WHAT IS NEEDED = Each entry below is to be printed verbatim.

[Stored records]
= = =

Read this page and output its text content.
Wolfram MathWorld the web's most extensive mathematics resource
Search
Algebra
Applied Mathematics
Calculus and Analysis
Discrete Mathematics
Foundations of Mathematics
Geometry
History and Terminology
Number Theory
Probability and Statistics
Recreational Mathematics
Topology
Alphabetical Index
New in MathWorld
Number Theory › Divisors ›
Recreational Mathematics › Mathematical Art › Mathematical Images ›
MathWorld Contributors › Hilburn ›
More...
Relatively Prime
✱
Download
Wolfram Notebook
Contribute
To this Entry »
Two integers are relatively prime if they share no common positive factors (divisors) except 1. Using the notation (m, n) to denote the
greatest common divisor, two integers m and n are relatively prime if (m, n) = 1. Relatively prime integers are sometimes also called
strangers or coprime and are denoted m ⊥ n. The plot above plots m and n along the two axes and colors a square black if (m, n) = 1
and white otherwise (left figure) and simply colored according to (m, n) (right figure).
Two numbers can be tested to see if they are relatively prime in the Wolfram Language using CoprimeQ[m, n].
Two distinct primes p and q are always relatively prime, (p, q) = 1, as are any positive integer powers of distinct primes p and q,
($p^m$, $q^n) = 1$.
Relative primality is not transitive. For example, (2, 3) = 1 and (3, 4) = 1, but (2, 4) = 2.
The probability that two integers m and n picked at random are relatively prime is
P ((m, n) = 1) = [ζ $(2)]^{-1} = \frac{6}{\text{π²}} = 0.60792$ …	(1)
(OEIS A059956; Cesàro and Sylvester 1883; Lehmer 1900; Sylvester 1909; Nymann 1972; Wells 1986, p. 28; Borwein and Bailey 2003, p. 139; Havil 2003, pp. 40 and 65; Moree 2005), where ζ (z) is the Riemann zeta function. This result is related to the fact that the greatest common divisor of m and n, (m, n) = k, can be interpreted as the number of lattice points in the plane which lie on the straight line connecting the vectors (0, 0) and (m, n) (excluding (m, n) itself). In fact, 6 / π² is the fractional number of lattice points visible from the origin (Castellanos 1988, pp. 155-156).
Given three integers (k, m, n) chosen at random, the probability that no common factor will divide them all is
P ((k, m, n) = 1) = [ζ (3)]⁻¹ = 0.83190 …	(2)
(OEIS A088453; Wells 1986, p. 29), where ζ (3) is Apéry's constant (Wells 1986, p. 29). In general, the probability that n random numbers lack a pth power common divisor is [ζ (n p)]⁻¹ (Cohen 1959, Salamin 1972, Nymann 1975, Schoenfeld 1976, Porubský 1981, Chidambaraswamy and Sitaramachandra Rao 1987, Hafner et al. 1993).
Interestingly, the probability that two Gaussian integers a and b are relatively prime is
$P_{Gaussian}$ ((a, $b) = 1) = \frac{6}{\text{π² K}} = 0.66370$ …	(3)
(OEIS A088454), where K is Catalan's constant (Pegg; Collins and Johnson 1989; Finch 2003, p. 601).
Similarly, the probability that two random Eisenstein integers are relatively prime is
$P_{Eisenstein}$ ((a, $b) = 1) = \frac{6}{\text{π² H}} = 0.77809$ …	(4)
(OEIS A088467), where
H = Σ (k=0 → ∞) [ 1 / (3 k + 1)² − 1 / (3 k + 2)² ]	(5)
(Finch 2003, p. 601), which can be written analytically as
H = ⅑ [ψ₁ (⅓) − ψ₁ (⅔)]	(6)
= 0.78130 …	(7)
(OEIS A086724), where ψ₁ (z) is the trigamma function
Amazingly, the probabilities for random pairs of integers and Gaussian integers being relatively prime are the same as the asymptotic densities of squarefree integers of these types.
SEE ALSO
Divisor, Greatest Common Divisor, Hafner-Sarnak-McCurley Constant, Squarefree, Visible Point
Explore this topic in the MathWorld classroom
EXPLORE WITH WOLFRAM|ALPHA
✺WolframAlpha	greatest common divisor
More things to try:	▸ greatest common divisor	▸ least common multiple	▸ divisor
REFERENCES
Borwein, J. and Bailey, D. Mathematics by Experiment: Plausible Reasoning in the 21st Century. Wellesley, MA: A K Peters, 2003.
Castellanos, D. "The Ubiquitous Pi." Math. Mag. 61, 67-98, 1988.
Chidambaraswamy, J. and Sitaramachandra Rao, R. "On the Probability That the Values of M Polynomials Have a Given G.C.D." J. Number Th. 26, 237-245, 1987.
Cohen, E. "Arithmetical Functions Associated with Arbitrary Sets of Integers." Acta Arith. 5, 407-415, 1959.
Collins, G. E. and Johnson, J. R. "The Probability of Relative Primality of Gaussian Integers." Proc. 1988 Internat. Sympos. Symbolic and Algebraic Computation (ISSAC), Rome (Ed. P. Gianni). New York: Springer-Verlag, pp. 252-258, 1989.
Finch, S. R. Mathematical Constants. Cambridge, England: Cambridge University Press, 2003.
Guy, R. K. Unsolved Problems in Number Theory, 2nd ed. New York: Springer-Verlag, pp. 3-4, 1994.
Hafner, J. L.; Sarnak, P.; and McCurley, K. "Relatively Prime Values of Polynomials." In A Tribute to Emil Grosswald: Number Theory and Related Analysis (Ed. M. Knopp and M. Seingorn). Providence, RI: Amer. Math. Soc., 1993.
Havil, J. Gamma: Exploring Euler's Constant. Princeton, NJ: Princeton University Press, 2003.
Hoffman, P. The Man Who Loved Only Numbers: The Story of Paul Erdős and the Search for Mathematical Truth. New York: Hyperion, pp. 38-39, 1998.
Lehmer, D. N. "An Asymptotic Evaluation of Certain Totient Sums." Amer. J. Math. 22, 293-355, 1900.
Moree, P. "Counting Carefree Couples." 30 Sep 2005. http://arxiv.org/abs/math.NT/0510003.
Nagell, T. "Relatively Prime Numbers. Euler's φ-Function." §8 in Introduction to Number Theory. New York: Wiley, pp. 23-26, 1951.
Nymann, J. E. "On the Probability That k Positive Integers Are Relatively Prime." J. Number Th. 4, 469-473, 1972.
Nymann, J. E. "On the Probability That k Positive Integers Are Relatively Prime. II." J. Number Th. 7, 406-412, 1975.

= = =

EXERCISE RESPONSE =
Read this page and output its text content.
Wolfram MathWorld the web's most extensive mathematics resource
Search
Algebra
Applied Mathematics
Calculus and Analysis
Discrete Mathematics
Foundations of Mathematics
Geometry
History and Terminology
Number Theory
Probability and Statistics
Recreational Mathematics
Topology
Alphabetical Index
New in MathWorld
Number Theory › Divisors ›
Recreational Mathematics › Mathematical Art › Mathematical Images ›
MathWorld Contributors › Hilburn ›
More...
Relatively Prime
✱
Download
Wolfram Notebook
Contribute
To this Entry »
Two integers are relatively prime if they share no common positive factors (divisors) except 1. Using the notation (m, n) to denote the
greatest common divisor, two integers m and n are relatively prime if (m, n) = 1. Relatively prime integers are sometimes also called
strangers or coprime and are denoted m ⊥ n. The plot above plots m and n along the two axes and colors a square black if (m, n) = 1
and white otherwise (left figure) and simply colored according to (m, n) (right figure).
Two numbers can be tested to see if they are relatively prime in the Wolfram Language using CoprimeQ[m, n].
Two distinct primes p and q are always relatively prime, (p, q) = 1, as are any positive integer powers of distinct primes p and q,
($p^m$, $q^n) = 1$.
Relative primality is not transitive. For example, (2, 3) = 1 and (3, 4) = 1, but (2, 4) = 2.
The probability that two integers m and n picked at random are relatively prime is
P ((m, n) = 1) = [ζ $(2)]^{-1} = \frac{6}{\text{π²}} = 0.60792$ …	(1)
(OEIS A059956; Cesàro and Sylvester 1883; Lehmer 1900; Sylvester 1909; Nymann 1972; Wells 1986, p. 28; Borwein and Bailey 2003, p. 139; Havil 2003, pp. 40 and 65; Moree 2005), where ζ (z) is the Riemann zeta function. This result is related to the fact that the greatest common divisor of m and n, (m, n) = k, can be interpreted as the number of lattice points in the plane which lie on the straight line connecting the vectors (0, 0) and (m, n) (excluding (m, n) itself). In fact, 6 / π² is the fractional number of lattice points visible from the origin (Castellanos 1988, pp. 155-156).
Given three integers (k, m, n) chosen at random, the probability that no common factor will divide them all is
P ((k, m, n) = 1) = [ζ (3)]⁻¹ = 0.83190 …	(2)
(OEIS A088453; Wells 1986, p. 29), where ζ (3) is Apéry's constant (Wells 1986, p. 29). In general, the probability that n random numbers lack a pth power common divisor is [ζ (n p)]⁻¹ (Cohen 1959, Salamin 1972, Nymann 1975, Schoenfeld 1976, Porubský 1981, Chidambaraswamy and Sitaramachandra Rao 1987, Hafner et al. 1993).
Interestingly, the probability that two Gaussian integers a and b are relatively prime is
$P_{Gaussian}$ ((a, $b) = 1) = \frac{6}{\text{π² K}} = 0.66370$ …	(3)
(OEIS A088454), where K is Catalan's constant (Pegg; Collins and Johnson 1989; Finch 2003, p. 601).
Similarly, the probability that two random Eisenstein integers are relatively prime is
$P_{Eisenstein}$ ((a, $b) = 1) = \frac{6}{\text{π² H}} = 0.77809$ …	(4)
(OEIS A088467), where
H = Σ (k=0 → ∞) [ 1 / (3 k + 1)² − 1 / (3 k + 2)² ]	(5)
(Finch 2003, p. 601), which can be written analytically as
H = ⅑ [ψ₁ (⅓) − ψ₁ (⅔)]	(6)
= 0.78130 …	(7)
(OEIS A086724), where ψ₁ (z) is the trigamma function
Amazingly, the probabilities for random pairs of integers and Gaussian integers being relatively prime are the same as the asymptotic densities of squarefree integers of these types.
SEE ALSO
Divisor, Greatest Common Divisor, Hafner-Sarnak-McCurley Constant, Squarefree, Visible Point
Explore this topic in the MathWorld classroom
EXPLORE WITH WOLFRAM|ALPHA
✺WolframAlpha	greatest common divisor
More things to try:	▸ greatest common divisor	▸ least common multiple	▸ divisor
REFERENCES
Borwein, J. and Bailey, D. Mathematics by Experiment: Plausible Reasoning in the 21st Century. Wellesley, MA: A K Peters, 2003.
Castellanos, D. "The Ubiquitous Pi." Math. Mag. 61, 67-98, 1988.
Chidambaraswamy, J. and Sitaramachandra Rao, R. "On the Probability That the Values of M Polynomials Have a Given G.C.D." J. Number Th. 26, 237-245, 1987.
Cohen, E. "Arithmetical Functions Associated with Arbitrary Sets of Integers." Acta Arith. 5, 407-415, 1959.
Collins, G. E. and Johnson, J. R. "The Probability of Relative Primality of Gaussian Integers." Proc. 1988 Internat. Sympos. Symbolic and Algebraic Computation (ISSAC), Rome (Ed. P. Gianni). New York: Springer-Verlag, pp. 252-258, 1989.
Finch, S. R. Mathematical Constants. Cambridge, England: Cambridge University Press, 2003.
Guy, R. K. Unsolved Problems in Number Theory, 2nd ed. New York: Springer-Verlag, pp. 3-4, 1994.
Hafner, J. L.; Sarnak, P.; and McCurley, K. "Relatively Prime Values of Polynomials." In A Tribute to Emil Grosswald: Number Theory and Related Analysis (Ed. M. Knopp and M. Seingorn). Providence, RI: Amer. Math. Soc., 1993.
Havil, J. Gamma: Exploring Euler's Constant. Princeton, NJ: Princeton University Press, 2003.
Hoffman, P. The Man Who Loved Only Numbers: The Story of Paul Erdős and the Search for Mathematical Truth. New York: Hyperion, pp. 38-39, 1998.
Lehmer, D. N. "An Asymptotic Evaluation of Certain Totient Sums." Amer. J. Math. 22, 293-355, 1900.
Moree, P. "Counting Carefree Couples." 30 Sep 2005. http://arxiv.org/abs/math.NT/0510003.
Nagell, T. "Relatively Prime Numbers. Euler's φ-Function." §8 in Introduction to Number Theory. New York: Wiley, pp. 23-26, 1951.
Nymann, J. E. "On the Probability That k Positive Integers Are Relatively Prime." J. Number Th. 4, 469-473, 1972.
Nymann, J. E. "On the Probability That k Positive Integers Are Relatively Prime. II." J. Number Th. 7, 406-412, 1975.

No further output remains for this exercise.